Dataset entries

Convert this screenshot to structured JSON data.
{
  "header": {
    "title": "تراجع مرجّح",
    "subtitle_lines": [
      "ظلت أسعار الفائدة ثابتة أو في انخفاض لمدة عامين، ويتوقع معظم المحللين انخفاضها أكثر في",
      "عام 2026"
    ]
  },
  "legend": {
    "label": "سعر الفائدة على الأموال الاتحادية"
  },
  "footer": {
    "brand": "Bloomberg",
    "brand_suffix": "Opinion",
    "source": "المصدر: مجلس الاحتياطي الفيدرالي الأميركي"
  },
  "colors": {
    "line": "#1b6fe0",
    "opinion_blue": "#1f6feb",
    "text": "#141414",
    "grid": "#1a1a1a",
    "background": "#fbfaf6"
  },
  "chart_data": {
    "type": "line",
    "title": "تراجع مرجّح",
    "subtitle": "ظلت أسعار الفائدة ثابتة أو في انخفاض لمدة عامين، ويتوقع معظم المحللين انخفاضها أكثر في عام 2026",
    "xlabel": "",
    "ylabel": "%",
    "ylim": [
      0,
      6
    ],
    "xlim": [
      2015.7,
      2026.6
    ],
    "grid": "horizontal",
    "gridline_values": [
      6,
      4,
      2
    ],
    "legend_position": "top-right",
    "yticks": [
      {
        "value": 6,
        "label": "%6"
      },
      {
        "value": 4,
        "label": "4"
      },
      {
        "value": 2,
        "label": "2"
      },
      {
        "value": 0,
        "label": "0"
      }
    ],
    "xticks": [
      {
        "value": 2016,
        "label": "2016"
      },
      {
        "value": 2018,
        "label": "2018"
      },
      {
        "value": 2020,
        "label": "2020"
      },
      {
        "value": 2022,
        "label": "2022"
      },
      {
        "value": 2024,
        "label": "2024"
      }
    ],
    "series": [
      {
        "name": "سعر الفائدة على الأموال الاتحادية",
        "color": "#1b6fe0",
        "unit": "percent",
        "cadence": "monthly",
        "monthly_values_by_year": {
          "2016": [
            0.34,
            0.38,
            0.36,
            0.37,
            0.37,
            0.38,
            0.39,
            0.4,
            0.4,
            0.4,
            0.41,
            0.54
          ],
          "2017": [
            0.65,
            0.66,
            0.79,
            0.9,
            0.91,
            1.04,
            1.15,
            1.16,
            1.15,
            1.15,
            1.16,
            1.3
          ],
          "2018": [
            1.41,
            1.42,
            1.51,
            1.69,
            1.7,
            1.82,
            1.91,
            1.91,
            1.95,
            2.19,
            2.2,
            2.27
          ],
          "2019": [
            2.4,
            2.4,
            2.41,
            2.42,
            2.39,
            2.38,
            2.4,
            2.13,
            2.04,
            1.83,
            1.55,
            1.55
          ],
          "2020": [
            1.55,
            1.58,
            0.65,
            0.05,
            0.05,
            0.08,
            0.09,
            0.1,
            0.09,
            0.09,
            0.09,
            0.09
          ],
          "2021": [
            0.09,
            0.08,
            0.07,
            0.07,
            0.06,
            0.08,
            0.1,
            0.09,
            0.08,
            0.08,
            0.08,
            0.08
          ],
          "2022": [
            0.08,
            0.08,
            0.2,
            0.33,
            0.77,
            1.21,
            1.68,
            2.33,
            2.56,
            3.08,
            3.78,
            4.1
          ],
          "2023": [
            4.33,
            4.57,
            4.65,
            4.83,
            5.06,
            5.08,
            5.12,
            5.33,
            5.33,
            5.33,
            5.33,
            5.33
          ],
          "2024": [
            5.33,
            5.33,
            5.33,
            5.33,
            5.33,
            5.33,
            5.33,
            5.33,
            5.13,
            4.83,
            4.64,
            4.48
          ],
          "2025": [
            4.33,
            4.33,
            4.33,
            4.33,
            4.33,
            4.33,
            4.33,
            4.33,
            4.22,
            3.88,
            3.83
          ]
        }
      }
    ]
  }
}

Problem requirements:
Each record above should be repeated exactly as it appears.

Correct result:
Convert this screenshot to structured JSON data.
{
  "header": {
    "title": "تراجع مرجّح",
    "subtitle_lines": [
      "ظلت أسعار الفائدة ثابتة أو في انخفاض لمدة عامين، ويتوقع معظم المحللين انخفاضها أكثر في",
      "عام 2026"
    ]
  },
  "legend": {
    "label": "سعر الفائدة على الأموال الاتحادية"
  },
  "footer": {
    "brand": "Bloomberg",
    "brand_suffix": "Opinion",
    "source": "المصدر: مجلس الاحتياطي الفيدرالي الأميركي"
  },
  "colors": {
    "line": "#1b6fe0",
    "opinion_blue": "#1f6feb",
    "text": "#141414",
    "grid": "#1a1a1a",
    "background": "#fbfaf6"
  },
  "chart_data": {
    "type": "line",
    "title": "تراجع مرجّح",
    "subtitle": "ظلت أسعار الفائدة ثابتة أو في انخفاض لمدة عامين، ويتوقع معظم المحللين انخفاضها أكثر في عام 2026",
    "xlabel": "",
    "ylabel": "%",
    "ylim": [
      0,
      6
    ],
    "xlim": [
      2015.7,
      2026.6
    ],
    "grid": "horizontal",
    "gridline_values": [
      6,
      4,
      2
    ],
    "legend_position": "top-right",
    "yticks": [
      {
        "value": 6,
        "label": "%6"
      },
      {
        "value": 4,
        "label": "4"
      },
      {
        "value": 2,
        "label": "2"
      },
      {
        "value": 0,
        "label": "0"
      }
    ],
    "xticks": [
      {
        "value": 2016,
        "label": "2016"
      },
      {
        "value": 2018,
        "label": "2018"
      },
      {
        "value": 2020,
        "label": "2020"
      },
      {
        "value": 2022,
        "label": "2022"
      },
      {
        "value": 2024,
        "label": "2024"
      }
    ],
    "series": [
      {
        "name": "سعر الفائدة على الأموال الاتحادية",
        "color": "#1b6fe0",
        "unit": "percent",
        "cadence": "monthly",
        "monthly_values_by_year": {
          "2016": [
            0.34,
            0.38,
            0.36,
            0.37,
            0.37,
            0.38,
            0.39,
            0.4,
            0.4,
            0.4,
            0.41,
            0.54
          ],
          "2017": [
            0.65,
            0.66,
            0.79,
            0.9,
            0.91,
            1.04,
            1.15,
            1.16,
            1.15,
            1.15,
            1.16,
            1.3
          ],
          "2018": [
            1.41,
            1.42,
            1.51,
            1.69,
            1.7,
            1.82,
            1.91,
            1.91,
            1.95,
            2.19,
            2.2,
            2.27
          ],
          "2019": [
            2.4,
            2.4,
            2.41,
            2.42,
            2.39,
            2.38,
            2.4,
            2.13,
            2.04,
            1.83,
            1.55,
            1.55
          ],
          "2020": [
            1.55,
            1.58,
            0.65,
            0.05,
            0.05,
            0.08,
            0.09,
            0.1,
            0.09,
            0.09,
            0.09,
            0.09
          ],
          "2021": [
            0.09,
            0.08,
            0.07,
            0.07,
            0.06,
            0.08,
            0.1,
            0.09,
            0.08,
            0.08,
            0.08,
            0.08
          ],
          "2022": [
            0.08,
            0.08,
            0.2,
            0.33,
            0.77,
            1.21,
            1.68,
            2.33,
            2.56,
            3.08,
            3.78,
            4.1
          ],
          "2023": [
            4.33,
            4.57,
            4.65,
            4.83,
            5.06,
            5.08,
            5.12,
            5.33,
            5.33,
            5.33,
            5.33,
            5.33
          ],
          "2024": [
            5.33,
            5.33,
            5.33,
            5.33,
            5.33,
            5.33,
            5.33,
            5.33,
            5.13,
            4.83,
            4.64,
            4.48
          ],
          "2025": [
            4.33,
            4.33,
            4.33,
            4.33,
            4.33,
            4.33,
            4.33,
            4.33,
            4.22,
            3.88,
            3.83
          ]
        }
      }
    ]
  }
}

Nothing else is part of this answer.